* WORK TO BE COMPLETED *
Where a line in the listing contains the string "Answer", copy that line out.
** Start of RECORDS SHOWN **
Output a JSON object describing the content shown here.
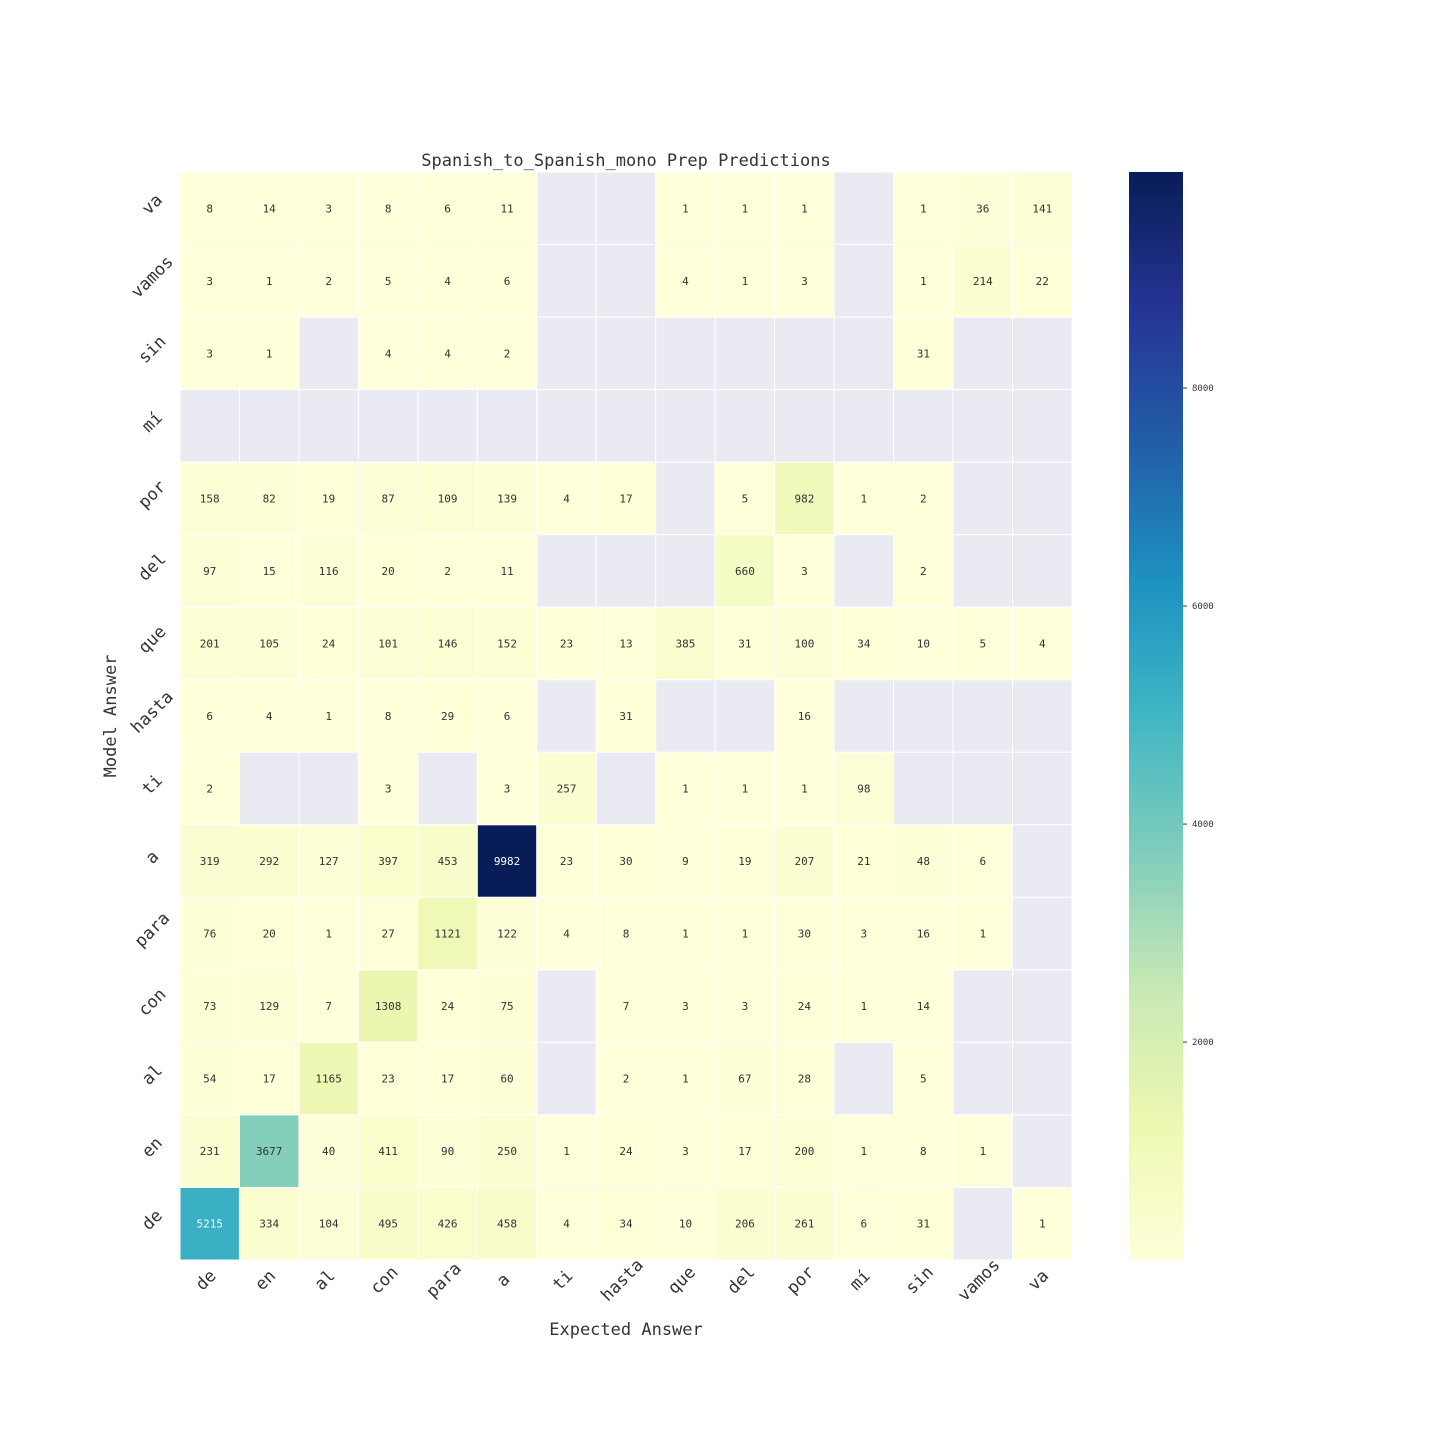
{
  "chart_data": {
    "type": "heatmap",
    "title": "Spanish_to_Spanish_mono Prep Predictions",
    "xlabel": "Expected Answer",
    "ylabel": "Model Answer",
    "x_categories": [
      "de",
      "en",
      "al",
      "con",
      "para",
      "a",
      "ti",
      "hasta",
      "que",
      "del",
      "por",
      "mí",
      "sin",
      "vamos",
      "va"
    ],
    "y_categories_top_to_bottom": [
      "va",
      "vamos",
      "sin",
      "mí",
      "por",
      "del",
      "que",
      "hasta",
      "ti",
      "a",
      "para",
      "con",
      "al",
      "en",
      "de"
    ],
    "values": [
      [
        8,
        14,
        3,
        8,
        6,
        11,
        null,
        null,
        1,
        1,
        1,
        null,
        1,
        36,
        141
      ],
      [
        3,
        1,
        2,
        5,
        4,
        6,
        null,
        null,
        4,
        1,
        3,
        null,
        1,
        214,
        22
      ],
      [
        3,
        1,
        null,
        4,
        4,
        2,
        null,
        null,
        null,
        null,
        null,
        null,
        31,
        null,
        null
      ],
      [
        null,
        null,
        null,
        null,
        null,
        null,
        null,
        null,
        null,
        null,
        null,
        null,
        null,
        null,
        null
      ],
      [
        158,
        82,
        19,
        87,
        109,
        139,
        4,
        17,
        null,
        5,
        982,
        1,
        2,
        null,
        null
      ],
      [
        97,
        15,
        116,
        20,
        2,
        11,
        null,
        null,
        null,
        660,
        3,
        null,
        2,
        null,
        null
      ],
      [
        201,
        105,
        24,
        101,
        146,
        152,
        23,
        13,
        385,
        31,
        100,
        34,
        10,
        5,
        4
      ],
      [
        6,
        4,
        1,
        8,
        29,
        6,
        null,
        31,
        null,
        null,
        16,
        null,
        null,
        null,
        null
      ],
      [
        2,
        null,
        null,
        3,
        null,
        3,
        257,
        null,
        1,
        1,
        1,
        98,
        null,
        null,
        null
      ],
      [
        319,
        292,
        127,
        397,
        453,
        9982,
        23,
        30,
        9,
        19,
        207,
        21,
        48,
        6,
        null
      ],
      [
        76,
        20,
        1,
        27,
        1121,
        122,
        4,
        8,
        1,
        1,
        30,
        3,
        16,
        1,
        null
      ],
      [
        73,
        129,
        7,
        1308,
        24,
        75,
        null,
        7,
        3,
        3,
        24,
        1,
        14,
        null,
        null
      ],
      [
        54,
        17,
        1165,
        23,
        17,
        60,
        null,
        2,
        1,
        67,
        28,
        null,
        5,
        null,
        null
      ],
      [
        231,
        3677,
        40,
        411,
        90,
        250,
        1,
        24,
        3,
        17,
        200,
        1,
        8,
        1,
        null
      ],
      [
        5215,
        334,
        104,
        495,
        426,
        458,
        4,
        34,
        10,
        206,
        261,
        6,
        31,
        null,
        1
      ]
    ],
    "colormap": "YlGnBu",
    "colorbar": {
      "min": 1,
      "max": 9982,
      "ticks": [
        2000,
        4000,
        6000,
        8000
      ]
    },
    "missing_color": "#eaeaf2",
    "grid_line_color": "#ffffff"
  }
}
** End of RECORDS SHOWN **
* WRITTEN SOLUTION *
    "xlabel": "Expected Answer",
    "ylabel": "Model Answer",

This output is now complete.